**Work instructions**
Pictures are not part of the copy; repeat everything else in the records exactly.

**Exercise input**

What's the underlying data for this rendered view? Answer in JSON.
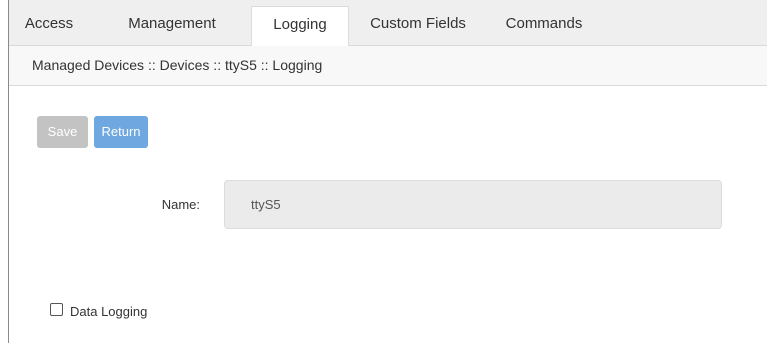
{
  "tabs": [
    {
      "label": "Access",
      "active": false
    },
    {
      "label": "Management",
      "active": false
    },
    {
      "label": "Logging",
      "active": true
    },
    {
      "label": "Custom Fields",
      "active": false
    },
    {
      "label": "Commands",
      "active": false
    }
  ],
  "breadcrumb": "Managed Devices :: Devices :: ttyS5 :: Logging",
  "buttons": {
    "save_label": "Save",
    "return_label": "Return"
  },
  "form": {
    "name_label": "Name:",
    "name_value": "ttyS5"
  },
  "data_logging": {
    "label": "Data Logging",
    "checked": false
  },
  "colors": {
    "tabbar_bg": "#efefef",
    "save_disabled": "#c3c3c3",
    "return_blue": "#6fa7e0",
    "input_bg": "#ebebeb"
  }
}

**Result of the task**
What's the underlying data for this rendered view? Answer in JSON.
{
  "tabs": [
    {
      "label": "Access",
      "active": false
    },
    {
      "label": "Management",
      "active": false
    },
    {
      "label": "Logging",
      "active": true
    },
    {
      "label": "Custom Fields",
      "active": false
    },
    {
      "label": "Commands",
      "active": false
    }
  ],
  "breadcrumb": "Managed Devices :: Devices :: ttyS5 :: Logging",
  "buttons": {
    "save_label": "Save",
    "return_label": "Return"
  },
  "form": {
    "name_label": "Name:",
    "name_value": "ttyS5"
  },
  "data_logging": {
    "label": "Data Logging",
    "checked": false
  },
  "colors": {
    "tabbar_bg": "#efefef",
    "save_disabled": "#c3c3c3",
    "return_blue": "#6fa7e0",
    "input_bg": "#ebebeb"
  }
}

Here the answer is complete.